WRITTEN INSTRUCTION>
Please return the full listing below without altering anything.

EXCERPTED DATA>

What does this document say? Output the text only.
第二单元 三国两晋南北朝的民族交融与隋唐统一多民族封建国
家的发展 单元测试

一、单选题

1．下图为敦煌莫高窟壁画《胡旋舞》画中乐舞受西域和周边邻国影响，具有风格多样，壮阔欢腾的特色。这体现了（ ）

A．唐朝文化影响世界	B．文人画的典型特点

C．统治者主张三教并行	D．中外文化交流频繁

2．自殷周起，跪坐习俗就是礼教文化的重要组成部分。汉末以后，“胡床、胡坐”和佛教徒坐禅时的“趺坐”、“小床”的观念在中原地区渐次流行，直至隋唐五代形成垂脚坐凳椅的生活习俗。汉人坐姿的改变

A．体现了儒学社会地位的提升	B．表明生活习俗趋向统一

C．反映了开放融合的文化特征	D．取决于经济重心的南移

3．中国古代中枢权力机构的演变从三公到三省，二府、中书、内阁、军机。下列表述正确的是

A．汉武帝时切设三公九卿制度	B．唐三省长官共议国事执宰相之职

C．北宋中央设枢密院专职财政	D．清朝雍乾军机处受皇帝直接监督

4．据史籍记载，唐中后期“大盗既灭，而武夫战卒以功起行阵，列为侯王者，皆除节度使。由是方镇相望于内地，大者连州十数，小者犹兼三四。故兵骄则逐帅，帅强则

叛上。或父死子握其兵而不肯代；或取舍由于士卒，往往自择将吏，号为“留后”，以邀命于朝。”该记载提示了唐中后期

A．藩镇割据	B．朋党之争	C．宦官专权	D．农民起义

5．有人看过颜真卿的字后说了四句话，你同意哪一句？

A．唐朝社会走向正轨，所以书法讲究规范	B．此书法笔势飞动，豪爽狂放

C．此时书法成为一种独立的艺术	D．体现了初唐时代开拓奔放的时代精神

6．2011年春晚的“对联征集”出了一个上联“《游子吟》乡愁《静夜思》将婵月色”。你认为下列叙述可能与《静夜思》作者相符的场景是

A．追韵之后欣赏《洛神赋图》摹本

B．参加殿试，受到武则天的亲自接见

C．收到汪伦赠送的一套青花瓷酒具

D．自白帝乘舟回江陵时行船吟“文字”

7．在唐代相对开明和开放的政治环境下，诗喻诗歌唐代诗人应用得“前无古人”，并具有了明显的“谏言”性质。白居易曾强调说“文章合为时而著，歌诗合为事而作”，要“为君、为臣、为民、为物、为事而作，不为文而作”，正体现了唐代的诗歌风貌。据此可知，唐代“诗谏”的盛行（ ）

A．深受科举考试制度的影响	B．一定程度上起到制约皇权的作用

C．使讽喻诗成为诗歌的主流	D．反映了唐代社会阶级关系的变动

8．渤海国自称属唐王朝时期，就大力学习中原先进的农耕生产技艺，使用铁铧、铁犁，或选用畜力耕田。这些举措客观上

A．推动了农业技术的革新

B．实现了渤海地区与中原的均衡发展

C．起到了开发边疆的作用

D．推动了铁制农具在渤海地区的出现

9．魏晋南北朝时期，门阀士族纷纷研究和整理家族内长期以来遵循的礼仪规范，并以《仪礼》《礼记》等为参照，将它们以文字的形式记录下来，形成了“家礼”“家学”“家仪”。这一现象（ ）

TASK RESPONSE>
What does this document say? Output the text only.
第二单元 三国两晋南北朝的民族交融与隋唐统一多民族封建国
家的发展 单元测试

一、单选题

1．下图为敦煌莫高窟壁画《胡旋舞》画中乐舞受西域和周边邻国影响，具有风格多样，壮阔欢腾的特色。这体现了（ ）

A．唐朝文化影响世界	B．文人画的典型特点

C．统治者主张三教并行	D．中外文化交流频繁

2．自殷周起，跪坐习俗就是礼教文化的重要组成部分。汉末以后，“胡床、胡坐”和佛教徒坐禅时的“趺坐”、“小床”的观念在中原地区渐次流行，直至隋唐五代形成垂脚坐凳椅的生活习俗。汉人坐姿的改变

A．体现了儒学社会地位的提升	B．表明生活习俗趋向统一

C．反映了开放融合的文化特征	D．取决于经济重心的南移

3．中国古代中枢权力机构的演变从三公到三省，二府、中书、内阁、军机。下列表述正确的是

A．汉武帝时切设三公九卿制度	B．唐三省长官共议国事执宰相之职

C．北宋中央设枢密院专职财政	D．清朝雍乾军机处受皇帝直接监督

4．据史籍记载，唐中后期“大盗既灭，而武夫战卒以功起行阵，列为侯王者，皆除节度使。由是方镇相望于内地，大者连州十数，小者犹兼三四。故兵骄则逐帅，帅强则

叛上。或父死子握其兵而不肯代；或取舍由于士卒，往往自择将吏，号为“留后”，以邀命于朝。”该记载提示了唐中后期

A．藩镇割据	B．朋党之争	C．宦官专权	D．农民起义

5．有人看过颜真卿的字后说了四句话，你同意哪一句？

A．唐朝社会走向正轨，所以书法讲究规范	B．此书法笔势飞动，豪爽狂放

C．此时书法成为一种独立的艺术	D．体现了初唐时代开拓奔放的时代精神

6．2011年春晚的“对联征集”出了一个上联“《游子吟》乡愁《静夜思》将婵月色”。你认为下列叙述可能与《静夜思》作者相符的场景是

A．追韵之后欣赏《洛神赋图》摹本

B．参加殿试，受到武则天的亲自接见

C．收到汪伦赠送的一套青花瓷酒具

D．自白帝乘舟回江陵时行船吟“文字”

7．在唐代相对开明和开放的政治环境下，诗喻诗歌唐代诗人应用得“前无古人”，并具有了明显的“谏言”性质。白居易曾强调说“文章合为时而著，歌诗合为事而作”，要“为君、为臣、为民、为物、为事而作，不为文而作”，正体现了唐代的诗歌风貌。据此可知，唐代“诗谏”的盛行（ ）

A．深受科举考试制度的影响	B．一定程度上起到制约皇权的作用

C．使讽喻诗成为诗歌的主流	D．反映了唐代社会阶级关系的变动

8．渤海国自称属唐王朝时期，就大力学习中原先进的农耕生产技艺，使用铁铧、铁犁，或选用畜力耕田。这些举措客观上

A．推动了农业技术的革新

B．实现了渤海地区与中原的均衡发展

C．起到了开发边疆的作用

D．推动了铁制农具在渤海地区的出现

9．魏晋南北朝时期，门阀士族纷纷研究和整理家族内长期以来遵循的礼仪规范，并以《仪礼》《礼记》等为参照，将它们以文字的形式记录下来，形成了“家礼”“家学”“家仪”。这一现象（ ）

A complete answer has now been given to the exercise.